(Figure data in JSON)

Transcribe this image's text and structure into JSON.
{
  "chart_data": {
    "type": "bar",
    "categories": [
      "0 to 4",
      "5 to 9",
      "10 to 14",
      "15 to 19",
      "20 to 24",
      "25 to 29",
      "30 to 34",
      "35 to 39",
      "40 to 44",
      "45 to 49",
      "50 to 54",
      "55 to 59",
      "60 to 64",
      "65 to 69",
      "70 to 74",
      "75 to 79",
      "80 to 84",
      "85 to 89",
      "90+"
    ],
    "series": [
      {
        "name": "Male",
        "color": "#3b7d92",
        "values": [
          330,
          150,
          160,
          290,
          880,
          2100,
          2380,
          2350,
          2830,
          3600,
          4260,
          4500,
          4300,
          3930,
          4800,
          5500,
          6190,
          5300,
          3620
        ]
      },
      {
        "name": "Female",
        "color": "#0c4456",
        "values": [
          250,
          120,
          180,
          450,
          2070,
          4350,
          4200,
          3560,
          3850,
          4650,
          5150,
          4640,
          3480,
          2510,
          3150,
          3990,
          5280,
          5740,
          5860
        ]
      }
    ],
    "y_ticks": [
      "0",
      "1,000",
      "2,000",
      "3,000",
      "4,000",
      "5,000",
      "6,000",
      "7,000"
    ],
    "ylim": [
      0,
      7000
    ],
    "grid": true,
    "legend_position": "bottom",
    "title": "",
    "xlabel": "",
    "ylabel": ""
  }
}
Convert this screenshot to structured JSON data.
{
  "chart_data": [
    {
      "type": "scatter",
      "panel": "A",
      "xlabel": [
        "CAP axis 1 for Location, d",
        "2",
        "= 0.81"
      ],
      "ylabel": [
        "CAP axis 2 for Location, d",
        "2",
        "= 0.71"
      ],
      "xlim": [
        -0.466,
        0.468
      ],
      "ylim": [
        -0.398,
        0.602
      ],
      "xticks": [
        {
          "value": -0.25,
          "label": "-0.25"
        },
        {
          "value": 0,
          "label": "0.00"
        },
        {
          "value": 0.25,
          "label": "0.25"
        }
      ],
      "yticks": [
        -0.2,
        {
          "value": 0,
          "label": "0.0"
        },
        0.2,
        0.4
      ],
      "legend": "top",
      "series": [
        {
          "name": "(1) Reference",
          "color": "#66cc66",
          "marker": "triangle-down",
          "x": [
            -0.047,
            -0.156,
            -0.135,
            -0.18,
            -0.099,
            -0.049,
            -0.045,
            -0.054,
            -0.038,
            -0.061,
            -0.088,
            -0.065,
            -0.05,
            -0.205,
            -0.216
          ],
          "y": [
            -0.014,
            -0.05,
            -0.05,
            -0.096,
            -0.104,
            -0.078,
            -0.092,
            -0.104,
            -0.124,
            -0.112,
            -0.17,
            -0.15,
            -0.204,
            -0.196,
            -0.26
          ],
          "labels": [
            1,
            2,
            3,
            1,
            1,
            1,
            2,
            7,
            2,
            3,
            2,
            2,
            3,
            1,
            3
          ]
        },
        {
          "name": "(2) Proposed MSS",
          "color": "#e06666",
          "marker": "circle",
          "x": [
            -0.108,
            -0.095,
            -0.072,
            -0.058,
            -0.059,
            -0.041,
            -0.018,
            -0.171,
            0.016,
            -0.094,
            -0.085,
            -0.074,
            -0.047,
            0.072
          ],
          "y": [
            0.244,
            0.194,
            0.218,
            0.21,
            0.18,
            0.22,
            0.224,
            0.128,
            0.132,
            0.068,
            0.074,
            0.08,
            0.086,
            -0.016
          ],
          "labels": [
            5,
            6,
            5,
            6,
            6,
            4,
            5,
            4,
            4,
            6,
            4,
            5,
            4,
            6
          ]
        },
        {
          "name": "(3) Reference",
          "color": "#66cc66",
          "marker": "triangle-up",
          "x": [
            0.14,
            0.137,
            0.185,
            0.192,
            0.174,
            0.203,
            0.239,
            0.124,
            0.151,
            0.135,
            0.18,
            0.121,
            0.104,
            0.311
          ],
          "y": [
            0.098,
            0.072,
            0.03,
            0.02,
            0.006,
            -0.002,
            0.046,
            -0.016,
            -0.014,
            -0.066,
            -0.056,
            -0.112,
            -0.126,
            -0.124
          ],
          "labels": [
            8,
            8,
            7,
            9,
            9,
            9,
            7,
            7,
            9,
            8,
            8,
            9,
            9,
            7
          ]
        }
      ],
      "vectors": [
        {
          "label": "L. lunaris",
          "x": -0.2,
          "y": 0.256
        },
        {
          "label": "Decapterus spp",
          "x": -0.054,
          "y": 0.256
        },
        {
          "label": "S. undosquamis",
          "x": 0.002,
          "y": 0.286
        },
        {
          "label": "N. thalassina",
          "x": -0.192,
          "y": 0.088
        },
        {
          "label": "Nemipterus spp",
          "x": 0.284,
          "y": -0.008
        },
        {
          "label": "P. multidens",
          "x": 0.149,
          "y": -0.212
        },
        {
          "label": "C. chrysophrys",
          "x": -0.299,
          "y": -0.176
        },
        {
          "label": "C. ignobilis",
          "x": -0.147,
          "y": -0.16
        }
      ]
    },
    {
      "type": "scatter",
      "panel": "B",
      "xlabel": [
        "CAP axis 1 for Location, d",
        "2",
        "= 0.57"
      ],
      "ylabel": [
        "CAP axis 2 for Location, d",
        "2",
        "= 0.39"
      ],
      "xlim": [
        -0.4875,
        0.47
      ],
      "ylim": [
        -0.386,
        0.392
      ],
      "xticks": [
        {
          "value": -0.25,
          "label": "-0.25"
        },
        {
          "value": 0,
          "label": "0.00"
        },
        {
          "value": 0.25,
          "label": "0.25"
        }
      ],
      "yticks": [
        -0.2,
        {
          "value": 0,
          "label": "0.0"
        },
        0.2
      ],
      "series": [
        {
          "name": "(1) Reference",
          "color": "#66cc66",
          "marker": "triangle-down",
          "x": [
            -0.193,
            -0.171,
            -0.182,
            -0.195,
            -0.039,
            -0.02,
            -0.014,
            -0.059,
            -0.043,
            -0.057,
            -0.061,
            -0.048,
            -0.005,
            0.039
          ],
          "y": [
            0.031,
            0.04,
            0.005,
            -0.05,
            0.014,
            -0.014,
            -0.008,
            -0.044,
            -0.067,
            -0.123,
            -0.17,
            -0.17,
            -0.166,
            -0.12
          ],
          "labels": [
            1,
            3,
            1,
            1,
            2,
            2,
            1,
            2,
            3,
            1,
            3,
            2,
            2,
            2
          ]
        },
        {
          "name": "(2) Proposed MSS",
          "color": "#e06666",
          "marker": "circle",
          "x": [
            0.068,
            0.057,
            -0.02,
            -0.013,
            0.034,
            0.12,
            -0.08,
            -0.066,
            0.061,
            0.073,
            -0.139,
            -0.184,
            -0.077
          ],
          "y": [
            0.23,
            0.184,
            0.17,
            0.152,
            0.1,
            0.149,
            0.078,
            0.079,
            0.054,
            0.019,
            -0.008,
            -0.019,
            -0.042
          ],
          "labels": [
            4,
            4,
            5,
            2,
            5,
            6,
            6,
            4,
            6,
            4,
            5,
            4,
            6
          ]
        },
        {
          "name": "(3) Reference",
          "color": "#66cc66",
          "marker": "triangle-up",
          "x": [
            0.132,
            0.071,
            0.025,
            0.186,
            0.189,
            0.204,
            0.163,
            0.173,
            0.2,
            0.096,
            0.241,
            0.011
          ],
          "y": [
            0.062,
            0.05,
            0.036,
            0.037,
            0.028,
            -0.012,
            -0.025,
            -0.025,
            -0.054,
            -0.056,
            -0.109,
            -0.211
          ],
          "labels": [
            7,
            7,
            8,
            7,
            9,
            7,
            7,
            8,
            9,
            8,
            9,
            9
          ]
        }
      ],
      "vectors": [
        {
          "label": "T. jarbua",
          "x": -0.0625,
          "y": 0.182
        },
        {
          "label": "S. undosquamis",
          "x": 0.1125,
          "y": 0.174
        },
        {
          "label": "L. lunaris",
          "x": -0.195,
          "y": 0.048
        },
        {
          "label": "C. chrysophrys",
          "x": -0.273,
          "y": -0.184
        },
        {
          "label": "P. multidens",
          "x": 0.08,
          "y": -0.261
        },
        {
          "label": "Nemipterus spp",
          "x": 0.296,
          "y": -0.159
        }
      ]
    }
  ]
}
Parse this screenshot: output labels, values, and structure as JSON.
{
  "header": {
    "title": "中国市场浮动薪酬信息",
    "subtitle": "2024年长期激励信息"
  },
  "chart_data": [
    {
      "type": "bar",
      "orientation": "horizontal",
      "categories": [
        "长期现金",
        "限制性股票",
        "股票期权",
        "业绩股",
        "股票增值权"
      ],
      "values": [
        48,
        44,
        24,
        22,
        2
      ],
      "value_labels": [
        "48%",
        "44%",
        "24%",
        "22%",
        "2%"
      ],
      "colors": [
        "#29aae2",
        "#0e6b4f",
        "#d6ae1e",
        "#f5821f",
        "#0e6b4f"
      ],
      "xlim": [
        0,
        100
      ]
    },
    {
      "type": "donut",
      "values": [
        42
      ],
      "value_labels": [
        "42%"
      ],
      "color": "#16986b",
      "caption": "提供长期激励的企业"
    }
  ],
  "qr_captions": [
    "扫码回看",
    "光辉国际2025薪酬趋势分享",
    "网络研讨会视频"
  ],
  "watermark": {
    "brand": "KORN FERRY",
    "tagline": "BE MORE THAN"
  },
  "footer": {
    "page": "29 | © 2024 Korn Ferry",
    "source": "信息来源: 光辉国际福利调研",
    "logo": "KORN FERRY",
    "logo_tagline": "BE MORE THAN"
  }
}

What needs to be done. Where a line contains "screenshot", copy that line.

Worked solution.
Convert this screenshot to structured JSON data.
Parse this screenshot: output labels, values, and structure as JSON.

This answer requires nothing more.